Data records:

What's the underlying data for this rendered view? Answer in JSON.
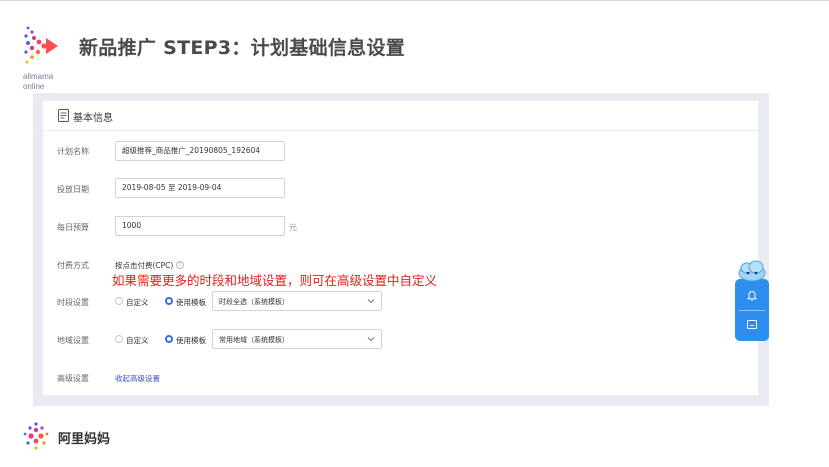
{
  "brand": {
    "logo_line1": "alimama",
    "logo_line2": "online",
    "footer_name": "阿里妈妈"
  },
  "slide": {
    "title": "新品推广 STEP3：计划基础信息设置"
  },
  "panel": {
    "title": "基本信息",
    "plan_name": {
      "label": "计划名称",
      "value": "超级推荐_商品推广_20190805_192604"
    },
    "delivery_date": {
      "label": "投放日期",
      "value": "2019-08-05 至 2019-09-04"
    },
    "daily_budget": {
      "label": "每日预算",
      "value": "1000",
      "unit": "元"
    },
    "payment": {
      "label": "付费方式",
      "value": "按点击付费(CPC)"
    },
    "time_setting": {
      "label": "时段设置",
      "option_custom": "自定义",
      "option_template": "使用模板",
      "selected": "使用模板",
      "select_value": "时段全选（系统模板）"
    },
    "region_setting": {
      "label": "地域设置",
      "option_custom": "自定义",
      "option_template": "使用模板",
      "selected": "使用模板",
      "select_value": "常用地域（系统模板）"
    },
    "advanced": {
      "label": "高级设置",
      "link": "收起高级设置"
    }
  },
  "annotation": "如果需要更多的时段和地域设置，则可在高级设置中自定义",
  "float_widget": {
    "icons": [
      "cloud-mascot-icon",
      "bell-icon",
      "message-icon"
    ]
  },
  "colors": {
    "accent_blue": "#3d6ee8",
    "link_blue": "#3d4fc8",
    "annotation_red": "#e3201c",
    "float_blue": "#2e8ef0",
    "frame_bg": "#e9ebf3"
  }
}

> **What this task involves**
Exactly reproduce each record, leaving out any pictures.

> **Reply to the task**
What's the underlying data for this rendered view? Answer in JSON.
{
  "brand": {
    "logo_line1": "alimama",
    "logo_line2": "online",
    "footer_name": "阿里妈妈"
  },
  "slide": {
    "title": "新品推广 STEP3：计划基础信息设置"
  },
  "panel": {
    "title": "基本信息",
    "plan_name": {
      "label": "计划名称",
      "value": "超级推荐_商品推广_20190805_192604"
    },
    "delivery_date": {
      "label": "投放日期",
      "value": "2019-08-05 至 2019-09-04"
    },
    "daily_budget": {
      "label": "每日预算",
      "value": "1000",
      "unit": "元"
    },
    "payment": {
      "label": "付费方式",
      "value": "按点击付费(CPC)"
    },
    "time_setting": {
      "label": "时段设置",
      "option_custom": "自定义",
      "option_template": "使用模板",
      "selected": "使用模板",
      "select_value": "时段全选（系统模板）"
    },
    "region_setting": {
      "label": "地域设置",
      "option_custom": "自定义",
      "option_template": "使用模板",
      "selected": "使用模板",
      "select_value": "常用地域（系统模板）"
    },
    "advanced": {
      "label": "高级设置",
      "link": "收起高级设置"
    }
  },
  "annotation": "如果需要更多的时段和地域设置，则可在高级设置中自定义",
  "float_widget": {
    "icons": [
      "cloud-mascot-icon",
      "bell-icon",
      "message-icon"
    ]
  },
  "colors": {
    "accent_blue": "#3d6ee8",
    "link_blue": "#3d4fc8",
    "annotation_red": "#e3201c",
    "float_blue": "#2e8ef0",
    "frame_bg": "#e9ebf3"
  }
}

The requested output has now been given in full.